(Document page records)
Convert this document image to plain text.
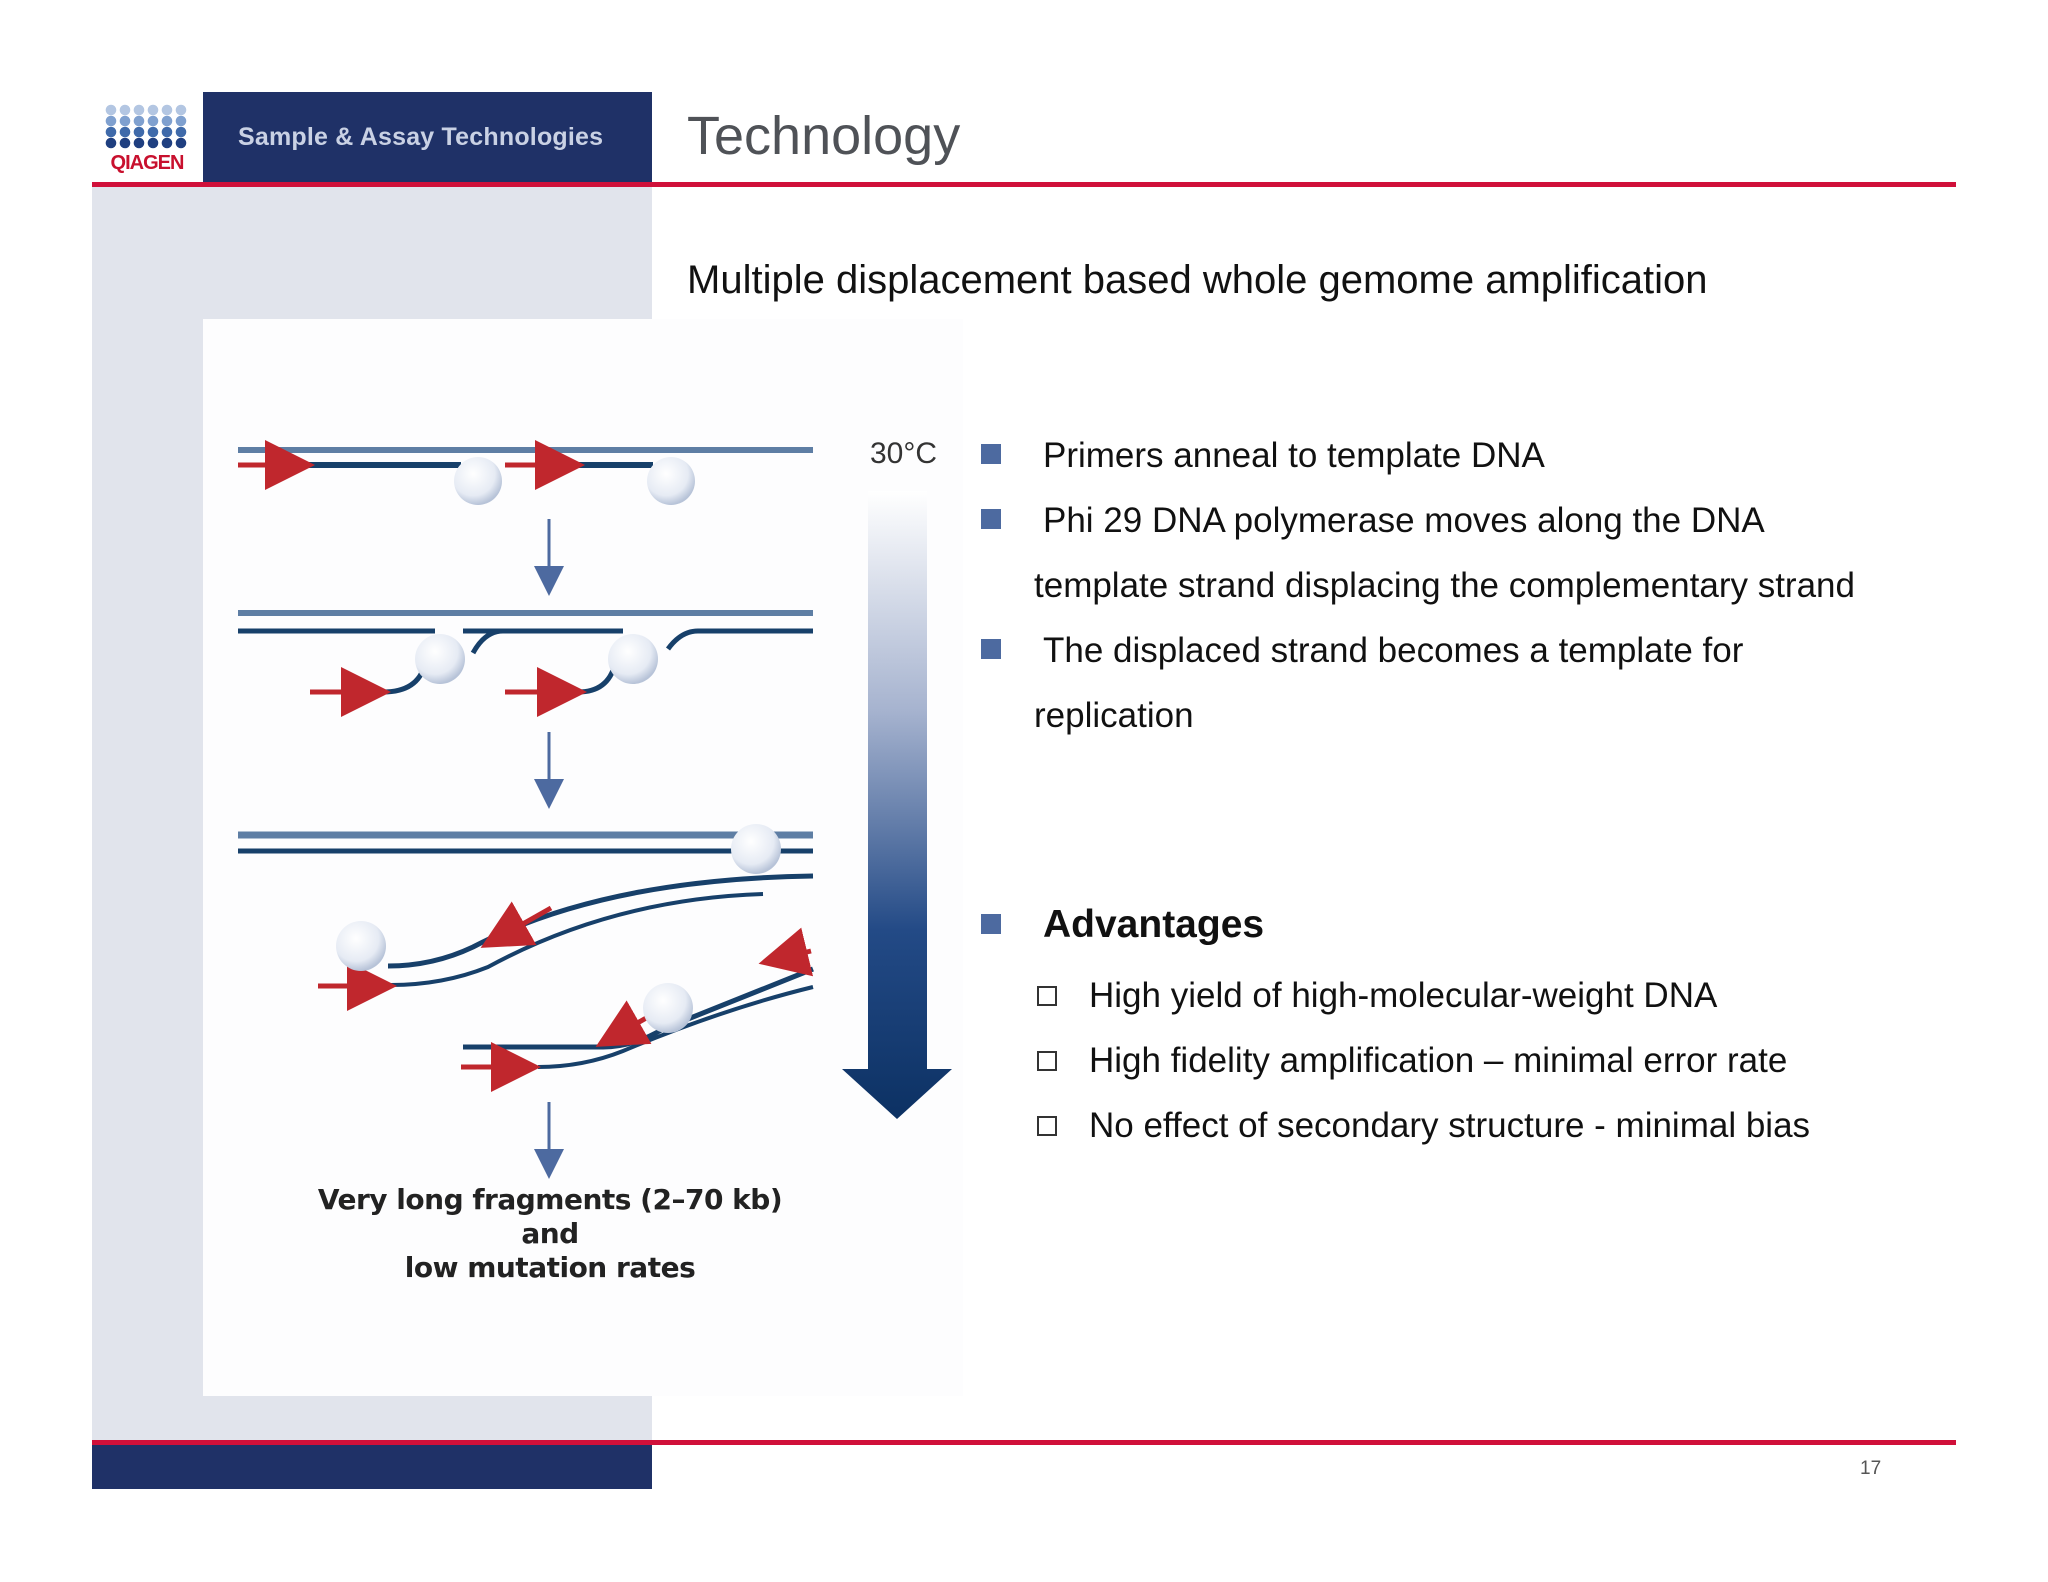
Sample & Assay Technologies
QIAGEN	Technology
Multiple displacement based whole gemome amplification
30°C
Very long fragments (2–70 kb) and
low mutation rates
Primers anneal to template DNA
Phi 29 DNA polymerase moves along the DNA
template strand displacing the complementary strand
The displaced strand becomes a template for
replication
Advantages
High yield of high-molecular-weight DNA
High fidelity amplification – minimal error rate
No effect of secondary structure - minimal bias
17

[What you will do]: Set down the entries above word for word, but drop any image.

[Written answer]:
Convert this document image to plain text.
Sample & Assay Technologies
QIAGEN	Technology
Multiple displacement based whole gemome amplification
30°C
Very long fragments (2–70 kb) and
low mutation rates
Primers anneal to template DNA
Phi 29 DNA polymerase moves along the DNA
template strand displacing the complementary strand
The displaced strand becomes a template for
replication
Advantages
High yield of high-molecular-weight DNA
High fidelity amplification – minimal error rate
No effect of secondary structure - minimal bias
17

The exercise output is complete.